● TASK DIRECTIONS: Pull every line that holds the word "Prediction" from the entries.
┌────────
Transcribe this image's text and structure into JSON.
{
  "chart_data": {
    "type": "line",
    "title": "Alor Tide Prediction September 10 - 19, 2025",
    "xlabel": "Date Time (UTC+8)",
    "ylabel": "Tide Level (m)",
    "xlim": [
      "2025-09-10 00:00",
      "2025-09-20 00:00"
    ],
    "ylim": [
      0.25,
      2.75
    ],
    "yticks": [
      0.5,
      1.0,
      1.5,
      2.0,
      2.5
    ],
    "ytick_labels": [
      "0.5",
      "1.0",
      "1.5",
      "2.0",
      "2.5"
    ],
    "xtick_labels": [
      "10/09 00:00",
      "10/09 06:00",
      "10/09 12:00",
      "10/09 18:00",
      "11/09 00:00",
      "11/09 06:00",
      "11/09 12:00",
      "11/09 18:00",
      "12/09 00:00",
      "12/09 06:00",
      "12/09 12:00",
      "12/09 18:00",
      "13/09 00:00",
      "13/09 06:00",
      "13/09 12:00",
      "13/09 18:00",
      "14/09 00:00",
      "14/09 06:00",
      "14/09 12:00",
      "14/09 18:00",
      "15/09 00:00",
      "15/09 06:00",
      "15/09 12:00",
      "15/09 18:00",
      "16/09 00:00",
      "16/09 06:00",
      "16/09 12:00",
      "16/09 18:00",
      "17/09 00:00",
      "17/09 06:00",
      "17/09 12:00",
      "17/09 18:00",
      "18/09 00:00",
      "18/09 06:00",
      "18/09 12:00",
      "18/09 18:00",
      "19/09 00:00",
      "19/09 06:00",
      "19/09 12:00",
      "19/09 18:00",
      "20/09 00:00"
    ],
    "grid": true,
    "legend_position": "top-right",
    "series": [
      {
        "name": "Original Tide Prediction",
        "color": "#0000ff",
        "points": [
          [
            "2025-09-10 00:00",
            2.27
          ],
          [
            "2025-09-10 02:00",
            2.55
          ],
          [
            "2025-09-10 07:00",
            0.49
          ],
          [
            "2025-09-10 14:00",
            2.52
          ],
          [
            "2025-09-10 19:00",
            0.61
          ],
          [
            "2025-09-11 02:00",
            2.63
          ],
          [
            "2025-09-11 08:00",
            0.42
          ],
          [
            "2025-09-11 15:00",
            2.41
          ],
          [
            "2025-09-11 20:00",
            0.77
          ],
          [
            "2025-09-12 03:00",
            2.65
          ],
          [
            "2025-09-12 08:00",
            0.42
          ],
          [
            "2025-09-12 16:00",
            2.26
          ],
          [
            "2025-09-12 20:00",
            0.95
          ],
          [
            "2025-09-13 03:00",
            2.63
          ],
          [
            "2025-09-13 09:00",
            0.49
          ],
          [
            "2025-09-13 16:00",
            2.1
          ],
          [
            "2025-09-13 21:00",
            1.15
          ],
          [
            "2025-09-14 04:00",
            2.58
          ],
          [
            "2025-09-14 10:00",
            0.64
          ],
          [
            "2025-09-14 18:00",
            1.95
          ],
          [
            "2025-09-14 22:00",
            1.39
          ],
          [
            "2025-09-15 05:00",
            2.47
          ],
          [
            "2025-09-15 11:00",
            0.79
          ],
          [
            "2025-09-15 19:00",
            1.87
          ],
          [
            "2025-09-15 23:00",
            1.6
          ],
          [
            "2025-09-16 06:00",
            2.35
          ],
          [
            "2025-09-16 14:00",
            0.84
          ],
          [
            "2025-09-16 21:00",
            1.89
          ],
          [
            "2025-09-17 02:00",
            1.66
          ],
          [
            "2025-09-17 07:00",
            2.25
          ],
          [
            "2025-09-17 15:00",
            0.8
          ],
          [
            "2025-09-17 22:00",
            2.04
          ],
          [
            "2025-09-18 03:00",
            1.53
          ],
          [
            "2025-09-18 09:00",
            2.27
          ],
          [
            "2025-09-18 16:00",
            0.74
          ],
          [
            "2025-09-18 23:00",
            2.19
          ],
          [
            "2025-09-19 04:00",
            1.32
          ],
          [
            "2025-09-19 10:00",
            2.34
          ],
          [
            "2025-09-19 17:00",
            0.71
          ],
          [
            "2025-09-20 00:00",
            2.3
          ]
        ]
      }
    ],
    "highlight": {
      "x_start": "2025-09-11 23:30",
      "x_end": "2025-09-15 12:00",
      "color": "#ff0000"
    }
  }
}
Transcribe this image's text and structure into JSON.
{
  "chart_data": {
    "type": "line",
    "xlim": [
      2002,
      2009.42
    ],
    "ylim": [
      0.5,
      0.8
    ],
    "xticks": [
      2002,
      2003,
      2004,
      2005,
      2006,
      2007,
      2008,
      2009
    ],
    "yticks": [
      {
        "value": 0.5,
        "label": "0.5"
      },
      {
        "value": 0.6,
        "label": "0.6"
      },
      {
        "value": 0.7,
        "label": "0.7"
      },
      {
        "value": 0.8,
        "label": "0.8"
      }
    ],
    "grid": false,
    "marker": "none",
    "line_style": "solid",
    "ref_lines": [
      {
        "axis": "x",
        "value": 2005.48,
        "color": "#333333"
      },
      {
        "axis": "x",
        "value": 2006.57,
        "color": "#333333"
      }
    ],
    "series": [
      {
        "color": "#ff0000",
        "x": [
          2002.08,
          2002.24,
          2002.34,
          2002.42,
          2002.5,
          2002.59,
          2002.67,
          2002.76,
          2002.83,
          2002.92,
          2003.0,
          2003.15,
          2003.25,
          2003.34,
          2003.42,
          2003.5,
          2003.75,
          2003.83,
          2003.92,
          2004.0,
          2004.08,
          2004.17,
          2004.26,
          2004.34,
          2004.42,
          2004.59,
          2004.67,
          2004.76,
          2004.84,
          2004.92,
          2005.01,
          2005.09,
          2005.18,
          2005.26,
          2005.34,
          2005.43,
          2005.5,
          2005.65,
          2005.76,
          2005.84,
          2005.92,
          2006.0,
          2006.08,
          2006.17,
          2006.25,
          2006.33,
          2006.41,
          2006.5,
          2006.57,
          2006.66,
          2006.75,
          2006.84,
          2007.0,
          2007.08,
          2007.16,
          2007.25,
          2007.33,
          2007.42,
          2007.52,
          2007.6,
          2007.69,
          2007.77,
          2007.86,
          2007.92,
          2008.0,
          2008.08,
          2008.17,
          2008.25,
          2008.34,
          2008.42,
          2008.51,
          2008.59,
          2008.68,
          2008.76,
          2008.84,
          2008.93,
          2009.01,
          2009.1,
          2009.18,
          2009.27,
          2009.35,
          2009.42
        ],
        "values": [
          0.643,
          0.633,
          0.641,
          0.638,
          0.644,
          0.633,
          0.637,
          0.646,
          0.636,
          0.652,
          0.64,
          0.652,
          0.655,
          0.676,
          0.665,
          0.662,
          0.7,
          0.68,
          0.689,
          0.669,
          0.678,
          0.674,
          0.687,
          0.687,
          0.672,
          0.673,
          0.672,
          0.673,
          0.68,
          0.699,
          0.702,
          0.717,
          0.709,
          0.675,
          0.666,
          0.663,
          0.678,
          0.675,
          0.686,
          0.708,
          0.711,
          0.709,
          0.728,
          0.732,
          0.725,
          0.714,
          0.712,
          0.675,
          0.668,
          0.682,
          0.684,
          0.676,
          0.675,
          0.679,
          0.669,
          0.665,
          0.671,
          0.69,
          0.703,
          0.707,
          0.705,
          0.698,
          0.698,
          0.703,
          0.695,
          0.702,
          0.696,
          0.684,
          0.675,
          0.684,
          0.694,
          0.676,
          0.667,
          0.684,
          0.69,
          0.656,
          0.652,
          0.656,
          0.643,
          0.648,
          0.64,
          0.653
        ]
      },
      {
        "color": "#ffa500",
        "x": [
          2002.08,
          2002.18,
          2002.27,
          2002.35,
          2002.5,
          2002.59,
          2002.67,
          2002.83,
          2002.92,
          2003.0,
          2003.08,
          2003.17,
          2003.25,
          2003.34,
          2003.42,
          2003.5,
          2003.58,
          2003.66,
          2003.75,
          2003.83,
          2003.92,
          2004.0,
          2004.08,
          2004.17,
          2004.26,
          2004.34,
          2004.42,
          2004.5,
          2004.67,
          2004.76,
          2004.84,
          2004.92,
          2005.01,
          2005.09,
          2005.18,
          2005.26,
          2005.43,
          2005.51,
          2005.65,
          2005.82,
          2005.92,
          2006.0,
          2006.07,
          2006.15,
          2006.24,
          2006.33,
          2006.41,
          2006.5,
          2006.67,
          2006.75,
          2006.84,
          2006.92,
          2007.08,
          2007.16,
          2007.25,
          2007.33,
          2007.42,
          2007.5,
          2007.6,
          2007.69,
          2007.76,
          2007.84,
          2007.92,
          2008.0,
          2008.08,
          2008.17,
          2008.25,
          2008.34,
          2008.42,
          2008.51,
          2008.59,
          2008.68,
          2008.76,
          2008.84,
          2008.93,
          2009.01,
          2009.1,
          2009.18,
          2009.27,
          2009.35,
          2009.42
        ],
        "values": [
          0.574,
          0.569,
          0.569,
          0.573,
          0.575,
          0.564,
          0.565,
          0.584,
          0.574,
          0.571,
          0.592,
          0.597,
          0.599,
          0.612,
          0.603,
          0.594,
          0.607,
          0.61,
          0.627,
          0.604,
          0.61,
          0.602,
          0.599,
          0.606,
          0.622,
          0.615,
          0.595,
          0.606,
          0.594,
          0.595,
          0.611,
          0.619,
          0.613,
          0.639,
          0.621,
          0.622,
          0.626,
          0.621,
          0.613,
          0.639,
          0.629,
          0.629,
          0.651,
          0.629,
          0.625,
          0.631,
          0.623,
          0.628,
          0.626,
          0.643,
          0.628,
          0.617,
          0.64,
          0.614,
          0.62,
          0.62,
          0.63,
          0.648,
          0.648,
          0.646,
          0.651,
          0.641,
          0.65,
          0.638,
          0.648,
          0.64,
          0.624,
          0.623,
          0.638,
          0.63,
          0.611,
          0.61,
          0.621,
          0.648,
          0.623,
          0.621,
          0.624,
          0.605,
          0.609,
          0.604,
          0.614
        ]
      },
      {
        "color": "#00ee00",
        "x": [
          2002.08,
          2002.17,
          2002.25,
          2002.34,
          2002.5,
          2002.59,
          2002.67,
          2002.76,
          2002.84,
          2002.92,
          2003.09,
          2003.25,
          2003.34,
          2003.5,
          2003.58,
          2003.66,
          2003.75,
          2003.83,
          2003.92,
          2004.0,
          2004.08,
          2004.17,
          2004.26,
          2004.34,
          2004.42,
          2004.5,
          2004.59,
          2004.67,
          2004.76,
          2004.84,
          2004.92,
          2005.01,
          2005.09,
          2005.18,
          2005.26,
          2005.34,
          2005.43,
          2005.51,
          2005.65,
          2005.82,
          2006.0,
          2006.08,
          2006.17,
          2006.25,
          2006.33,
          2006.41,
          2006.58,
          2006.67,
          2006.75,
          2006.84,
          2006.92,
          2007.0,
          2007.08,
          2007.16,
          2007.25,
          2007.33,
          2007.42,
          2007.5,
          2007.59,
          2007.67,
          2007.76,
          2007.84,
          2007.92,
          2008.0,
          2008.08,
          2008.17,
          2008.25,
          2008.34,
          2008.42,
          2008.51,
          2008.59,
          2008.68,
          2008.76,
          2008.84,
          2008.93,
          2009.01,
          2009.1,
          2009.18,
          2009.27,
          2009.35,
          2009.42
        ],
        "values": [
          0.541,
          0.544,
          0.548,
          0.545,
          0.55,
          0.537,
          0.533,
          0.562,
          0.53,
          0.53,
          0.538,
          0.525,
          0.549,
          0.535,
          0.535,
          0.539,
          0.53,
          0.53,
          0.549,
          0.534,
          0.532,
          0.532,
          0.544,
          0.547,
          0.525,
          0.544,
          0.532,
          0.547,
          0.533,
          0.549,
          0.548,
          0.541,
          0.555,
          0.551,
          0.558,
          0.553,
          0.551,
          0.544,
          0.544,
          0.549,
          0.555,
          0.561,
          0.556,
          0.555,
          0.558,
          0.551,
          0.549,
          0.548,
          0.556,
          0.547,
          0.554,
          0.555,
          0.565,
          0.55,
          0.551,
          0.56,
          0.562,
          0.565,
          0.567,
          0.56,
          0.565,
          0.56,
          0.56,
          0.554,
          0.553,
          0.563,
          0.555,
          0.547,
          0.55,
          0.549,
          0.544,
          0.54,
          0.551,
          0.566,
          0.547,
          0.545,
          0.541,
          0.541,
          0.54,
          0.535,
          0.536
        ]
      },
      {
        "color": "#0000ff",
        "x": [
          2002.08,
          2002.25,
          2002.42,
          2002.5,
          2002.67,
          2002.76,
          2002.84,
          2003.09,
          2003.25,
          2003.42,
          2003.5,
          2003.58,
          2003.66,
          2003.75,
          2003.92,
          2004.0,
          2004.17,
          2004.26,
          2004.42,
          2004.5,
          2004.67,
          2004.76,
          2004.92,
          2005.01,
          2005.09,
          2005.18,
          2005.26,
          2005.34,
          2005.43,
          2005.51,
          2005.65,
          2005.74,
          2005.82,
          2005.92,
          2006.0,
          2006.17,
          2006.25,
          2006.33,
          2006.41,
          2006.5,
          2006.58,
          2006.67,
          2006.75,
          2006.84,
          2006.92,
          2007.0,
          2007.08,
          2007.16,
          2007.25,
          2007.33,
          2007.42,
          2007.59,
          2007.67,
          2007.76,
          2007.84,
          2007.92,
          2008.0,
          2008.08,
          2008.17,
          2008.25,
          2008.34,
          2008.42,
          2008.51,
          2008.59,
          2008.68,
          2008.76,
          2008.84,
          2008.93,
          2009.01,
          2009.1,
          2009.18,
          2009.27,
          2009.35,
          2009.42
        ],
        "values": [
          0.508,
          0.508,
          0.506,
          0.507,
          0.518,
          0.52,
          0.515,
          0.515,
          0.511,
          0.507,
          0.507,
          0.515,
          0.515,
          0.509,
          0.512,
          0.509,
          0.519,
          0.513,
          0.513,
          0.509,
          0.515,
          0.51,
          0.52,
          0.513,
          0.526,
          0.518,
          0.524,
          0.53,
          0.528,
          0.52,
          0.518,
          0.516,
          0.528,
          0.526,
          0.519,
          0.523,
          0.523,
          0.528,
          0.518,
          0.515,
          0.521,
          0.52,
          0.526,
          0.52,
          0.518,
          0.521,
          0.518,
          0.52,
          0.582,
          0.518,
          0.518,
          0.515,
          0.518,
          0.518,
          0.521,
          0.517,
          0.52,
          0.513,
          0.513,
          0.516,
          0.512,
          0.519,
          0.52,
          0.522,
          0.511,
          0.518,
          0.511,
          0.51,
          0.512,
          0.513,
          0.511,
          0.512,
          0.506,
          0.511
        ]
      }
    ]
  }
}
└────────
● EXERCISE SOLUTION:
    "title": "Alor Tide Prediction September 10 - 19, 2025",
        "name": "Original Tide Prediction",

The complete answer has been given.